Exercise:
Make an exact copy of all the entries, with the pictures left out.

Data rows:
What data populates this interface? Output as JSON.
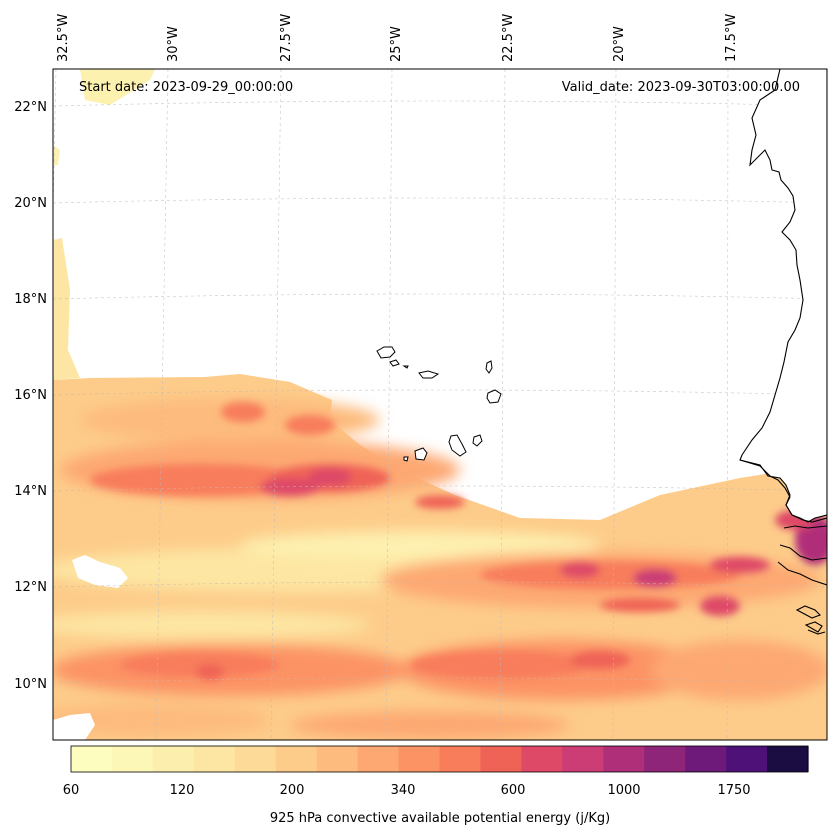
{
  "map": {
    "start_date": "Start date: 2023-09-29_00:00:00",
    "valid_date": "Valid_date: 2023-09-30T03:00:00.00",
    "lon_labels": [
      "32.5°W",
      "30°W",
      "27.5°W",
      "25°W",
      "22.5°W",
      "20°W",
      "17.5°W"
    ],
    "lat_labels": [
      "22°N",
      "20°N",
      "18°N",
      "16°N",
      "14°N",
      "12°N",
      "10°N"
    ],
    "colorbar": {
      "label": "925 hPa convective available potential energy (j/Kg)",
      "tick_labels": [
        "60",
        "120",
        "200",
        "340",
        "600",
        "1000",
        "1750"
      ],
      "colors": [
        "#fcfdbf",
        "#fcf6b7",
        "#fcefae",
        "#fde6a3",
        "#fdda98",
        "#fdcc8a",
        "#fdbb7d",
        "#fda872",
        "#fc9365",
        "#f87d5b",
        "#ef6356",
        "#de4968",
        "#cb3d74",
        "#b02f79",
        "#8f2579",
        "#6e1a7a",
        "#4d1178",
        "#1b0c41"
      ]
    },
    "land_color": "#ffffff",
    "coastline_color": "#000000"
  }
}
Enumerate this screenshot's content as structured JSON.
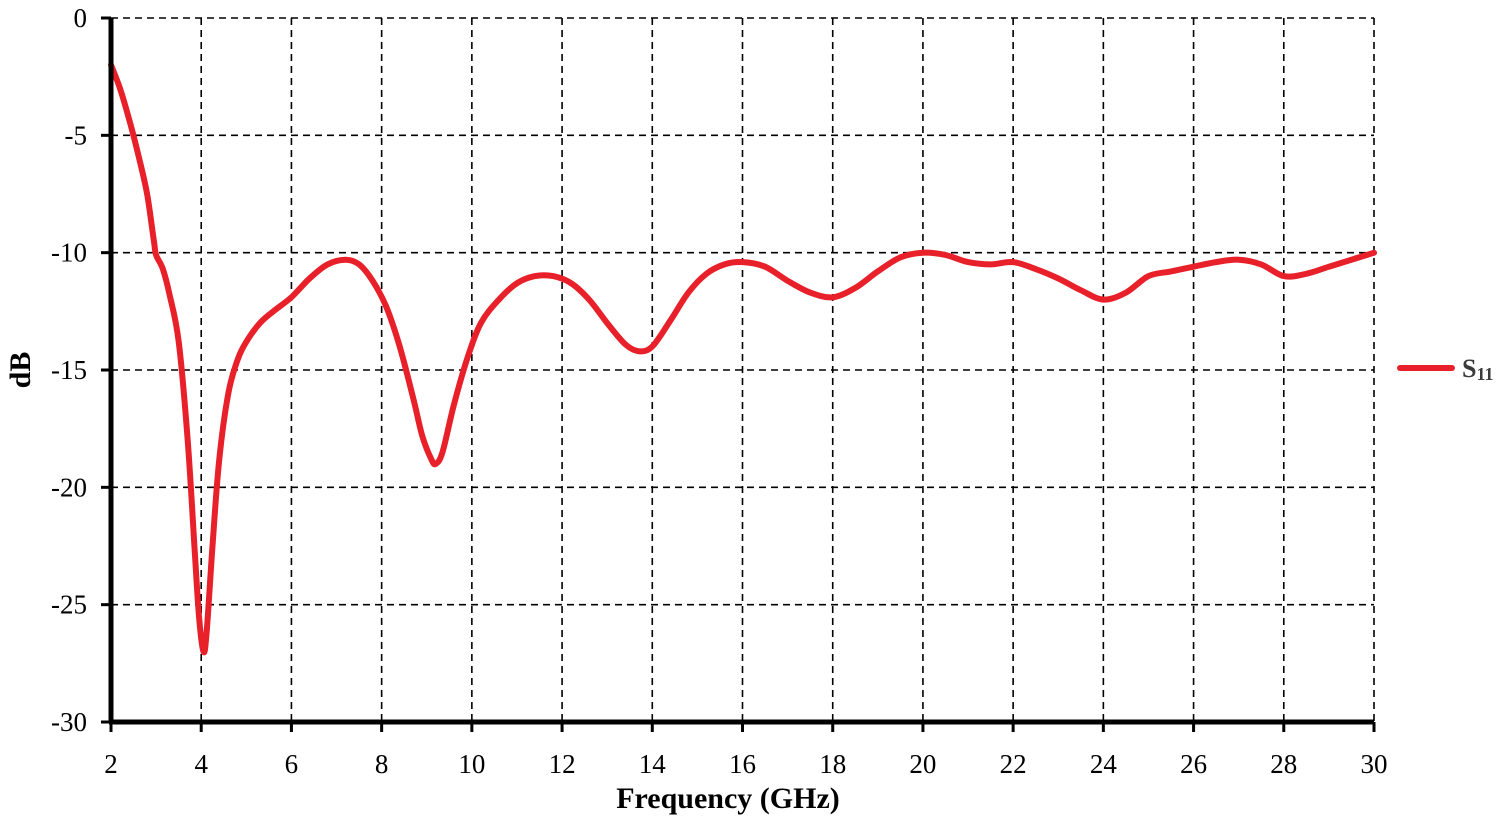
{
  "chart_data": {
    "type": "line",
    "title": "",
    "xlabel": "Frequency (GHz)",
    "ylabel": "dB",
    "xlim": [
      2,
      30
    ],
    "ylim": [
      -30,
      0
    ],
    "xticks": [
      2,
      4,
      6,
      8,
      10,
      12,
      14,
      16,
      18,
      20,
      22,
      24,
      26,
      28,
      30
    ],
    "yticks": [
      0,
      -5,
      -10,
      -15,
      -20,
      -25,
      -30
    ],
    "grid": true,
    "legend_position": "right",
    "series": [
      {
        "name": "S",
        "name_subscript": "11",
        "color": "#e8202a",
        "x": [
          2.0,
          2.2,
          2.4,
          2.6,
          2.8,
          2.95,
          3.0,
          3.15,
          3.3,
          3.5,
          3.7,
          3.85,
          3.95,
          4.05,
          4.12,
          4.25,
          4.4,
          4.6,
          4.8,
          5.0,
          5.3,
          5.6,
          6.0,
          6.4,
          6.8,
          7.2,
          7.5,
          7.8,
          8.1,
          8.4,
          8.7,
          8.9,
          9.1,
          9.2,
          9.35,
          9.6,
          9.9,
          10.2,
          10.6,
          11.0,
          11.4,
          11.8,
          12.2,
          12.6,
          13.0,
          13.4,
          13.7,
          14.0,
          14.4,
          14.8,
          15.2,
          15.6,
          16.0,
          16.5,
          17.0,
          17.5,
          18.0,
          18.5,
          19.0,
          19.5,
          20.0,
          20.5,
          21.0,
          21.5,
          22.0,
          22.5,
          23.0,
          23.5,
          24.0,
          24.5,
          25.0,
          25.5,
          26.0,
          26.5,
          27.0,
          27.5,
          28.0,
          28.5,
          29.0,
          29.5,
          30.0
        ],
        "values": [
          -2.0,
          -3.0,
          -4.3,
          -5.8,
          -7.5,
          -9.5,
          -10.1,
          -10.7,
          -11.8,
          -13.8,
          -18.0,
          -22.5,
          -25.5,
          -27.0,
          -26.2,
          -22.5,
          -18.8,
          -16.0,
          -14.6,
          -13.8,
          -13.0,
          -12.5,
          -11.9,
          -11.1,
          -10.5,
          -10.3,
          -10.5,
          -11.2,
          -12.3,
          -14.0,
          -16.2,
          -17.8,
          -18.8,
          -19.0,
          -18.5,
          -16.5,
          -14.5,
          -13.0,
          -12.0,
          -11.3,
          -11.0,
          -11.0,
          -11.3,
          -12.0,
          -13.0,
          -13.9,
          -14.2,
          -14.0,
          -12.9,
          -11.7,
          -10.9,
          -10.5,
          -10.4,
          -10.6,
          -11.2,
          -11.7,
          -11.9,
          -11.5,
          -10.8,
          -10.2,
          -10.0,
          -10.1,
          -10.4,
          -10.5,
          -10.4,
          -10.7,
          -11.1,
          -11.6,
          -12.0,
          -11.7,
          -11.0,
          -10.8,
          -10.6,
          -10.4,
          -10.3,
          -10.5,
          -11.0,
          -10.9,
          -10.6,
          -10.3,
          -10.0
        ]
      }
    ]
  }
}
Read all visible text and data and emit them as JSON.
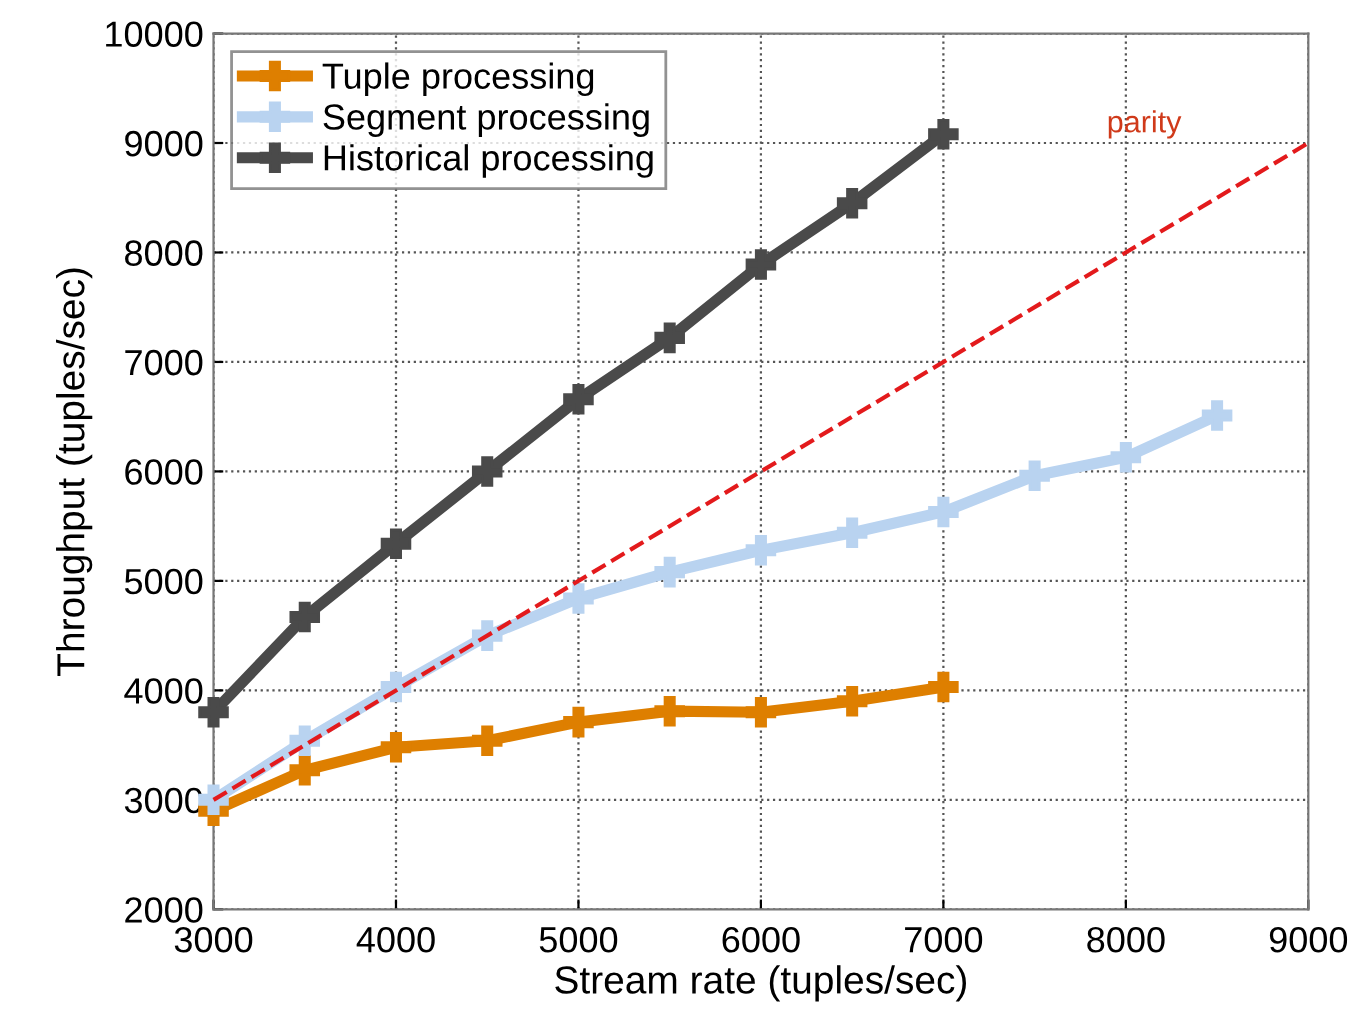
{
  "chart_data": {
    "type": "line",
    "xlabel": "Stream rate (tuples/sec)",
    "ylabel": "Throughput (tuples/sec)",
    "xlim": [
      3000,
      9000
    ],
    "xticks": [
      3000,
      4000,
      5000,
      6000,
      7000,
      8000,
      9000
    ],
    "ylim": [
      2000,
      10000
    ],
    "yticks": [
      2000,
      3000,
      4000,
      5000,
      6000,
      7000,
      8000,
      9000,
      10000
    ],
    "grid": true,
    "legend": "top left",
    "marker": "cross",
    "line_style": "solid",
    "series": [
      {
        "name": "Tuple processing",
        "color": "#de7f00",
        "x": [
          3000,
          3500,
          4000,
          4500,
          5000,
          5500,
          6000,
          6500,
          7000
        ],
        "values": [
          2900,
          3270,
          3480,
          3540,
          3710,
          3810,
          3800,
          3900,
          4030
        ]
      },
      {
        "name": "Segment processing",
        "color": "#b9d3f0",
        "x": [
          3000,
          3500,
          4000,
          4500,
          5000,
          5500,
          6000,
          6500,
          7000,
          7500,
          8000,
          8500
        ],
        "values": [
          3000,
          3540,
          4030,
          4500,
          4840,
          5080,
          5280,
          5440,
          5630,
          5960,
          6130,
          6510
        ]
      },
      {
        "name": "Historical processing",
        "color": "#4a4a4a",
        "x": [
          3000,
          3500,
          4000,
          4500,
          5000,
          5500,
          6000,
          6500,
          7000
        ],
        "values": [
          3800,
          4670,
          5340,
          6000,
          6660,
          7220,
          7890,
          8450,
          9080
        ]
      },
      {
        "color": "#e31a1c",
        "x": [
          3000,
          9000
        ],
        "values": [
          3000,
          9000
        ],
        "marker": "none",
        "line_style": "dashed"
      }
    ],
    "annotations": [
      "parity"
    ]
  }
}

Worked answer:
What data populates this interface? Output as JSON.
{
  "map": {
    "start_date": "Start date: 2023-09-29_00:00:00",
    "valid_date": "Valid_date: 2023-09-30T03:00:00.00",
    "lon_labels": [
      "32.5°W",
      "30°W",
      "27.5°W",
      "25°W",
      "22.5°W",
      "20°W",
      "17.5°W"
    ],
    "lat_labels": [
      "22°N",
      "20°N",
      "18°N",
      "16°N",
      "14°N",
      "12°N",
      "10°N"
    ],
    "colorbar": {
      "label": "925 hPa convective available potential energy (j/Kg)",
      "tick_labels": [
        "60",
        "120",
        "200",
        "340",
        "600",
        "1000",
        "1750"
      ],
      "colors": [
        "#fcfdbf",
        "#fcf6b7",
        "#fcefae",
        "#fde6a3",
        "#fdda98",
        "#fdcc8a",
        "#fdbb7d",
        "#fda872",
        "#fc9365",
        "#f87d5b",
        "#ef6356",
        "#de4968",
        "#cb3d74",
        "#b02f79",
        "#8f2579",
        "#6e1a7a",
        "#4d1178",
        "#1b0c41"
      ]
    },
    "land_color": "#ffffff",
    "coastline_color": "#000000"
  }
}
Enumerate this screenshot's content as structured JSON.
{
  "chart_data": {
    "type": "line",
    "title": "",
    "xlabel": "Frequency (GHz)",
    "ylabel": "dB",
    "xlim": [
      2,
      30
    ],
    "ylim": [
      -30,
      0
    ],
    "xticks": [
      2,
      4,
      6,
      8,
      10,
      12,
      14,
      16,
      18,
      20,
      22,
      24,
      26,
      28,
      30
    ],
    "yticks": [
      0,
      -5,
      -10,
      -15,
      -20,
      -25,
      -30
    ],
    "grid": true,
    "legend_position": "right",
    "series": [
      {
        "name": "S",
        "name_subscript": "11",
        "color": "#e8202a",
        "x": [
          2.0,
          2.2,
          2.4,
          2.6,
          2.8,
          2.95,
          3.0,
          3.15,
          3.3,
          3.5,
          3.7,
          3.85,
          3.95,
          4.05,
          4.12,
          4.25,
          4.4,
          4.6,
          4.8,
          5.0,
          5.3,
          5.6,
          6.0,
          6.4,
          6.8,
          7.2,
          7.5,
          7.8,
          8.1,
          8.4,
          8.7,
          8.9,
          9.1,
          9.2,
          9.35,
          9.6,
          9.9,
          10.2,
          10.6,
          11.0,
          11.4,
          11.8,
          12.2,
          12.6,
          13.0,
          13.4,
          13.7,
          14.0,
          14.4,
          14.8,
          15.2,
          15.6,
          16.0,
          16.5,
          17.0,
          17.5,
          18.0,
          18.5,
          19.0,
          19.5,
          20.0,
          20.5,
          21.0,
          21.5,
          22.0,
          22.5,
          23.0,
          23.5,
          24.0,
          24.5,
          25.0,
          25.5,
          26.0,
          26.5,
          27.0,
          27.5,
          28.0,
          28.5,
          29.0,
          29.5,
          30.0
        ],
        "values": [
          -2.0,
          -3.0,
          -4.3,
          -5.8,
          -7.5,
          -9.5,
          -10.1,
          -10.7,
          -11.8,
          -13.8,
          -18.0,
          -22.5,
          -25.5,
          -27.0,
          -26.2,
          -22.5,
          -18.8,
          -16.0,
          -14.6,
          -13.8,
          -13.0,
          -12.5,
          -11.9,
          -11.1,
          -10.5,
          -10.3,
          -10.5,
          -11.2,
          -12.3,
          -14.0,
          -16.2,
          -17.8,
          -18.8,
          -19.0,
          -18.5,
          -16.5,
          -14.5,
          -13.0,
          -12.0,
          -11.3,
          -11.0,
          -11.0,
          -11.3,
          -12.0,
          -13.0,
          -13.9,
          -14.2,
          -14.0,
          -12.9,
          -11.7,
          -10.9,
          -10.5,
          -10.4,
          -10.6,
          -11.2,
          -11.7,
          -11.9,
          -11.5,
          -10.8,
          -10.2,
          -10.0,
          -10.1,
          -10.4,
          -10.5,
          -10.4,
          -10.7,
          -11.1,
          -11.6,
          -12.0,
          -11.7,
          -11.0,
          -10.8,
          -10.6,
          -10.4,
          -10.3,
          -10.5,
          -11.0,
          -10.9,
          -10.6,
          -10.3,
          -10.0
        ]
      }
    ]
  }
}
Read all visible text and data and emit them as JSON.
{
  "chart_data": {
    "type": "line",
    "xlabel": "Stream rate (tuples/sec)",
    "ylabel": "Throughput (tuples/sec)",
    "xlim": [
      3000,
      9000
    ],
    "xticks": [
      3000,
      4000,
      5000,
      6000,
      7000,
      8000,
      9000
    ],
    "ylim": [
      2000,
      10000
    ],
    "yticks": [
      2000,
      3000,
      4000,
      5000,
      6000,
      7000,
      8000,
      9000,
      10000
    ],
    "grid": true,
    "legend": "top left",
    "marker": "cross",
    "line_style": "solid",
    "series": [
      {
        "name": "Tuple processing",
        "color": "#de7f00",
        "x": [
          3000,
          3500,
          4000,
          4500,
          5000,
          5500,
          6000,
          6500,
          7000
        ],
        "values": [
          2900,
          3270,
          3480,
          3540,
          3710,
          3810,
          3800,
          3900,
          4030
        ]
      },
      {
        "name": "Segment processing",
        "color": "#b9d3f0",
        "x": [
          3000,
          3500,
          4000,
          4500,
          5000,
          5500,
          6000,
          6500,
          7000,
          7500,
          8000,
          8500
        ],
        "values": [
          3000,
          3540,
          4030,
          4500,
          4840,
          5080,
          5280,
          5440,
          5630,
          5960,
          6130,
          6510
        ]
      },
      {
        "name": "Historical processing",
        "color": "#4a4a4a",
        "x": [
          3000,
          3500,
          4000,
          4500,
          5000,
          5500,
          6000,
          6500,
          7000
        ],
        "values": [
          3800,
          4670,
          5340,
          6000,
          6660,
          7220,
          7890,
          8450,
          9080
        ]
      },
      {
        "color": "#e31a1c",
        "x": [
          3000,
          9000
        ],
        "values": [
          3000,
          9000
        ],
        "marker": "none",
        "line_style": "dashed"
      }
    ],
    "annotations": [
      "parity"
    ]
  }
}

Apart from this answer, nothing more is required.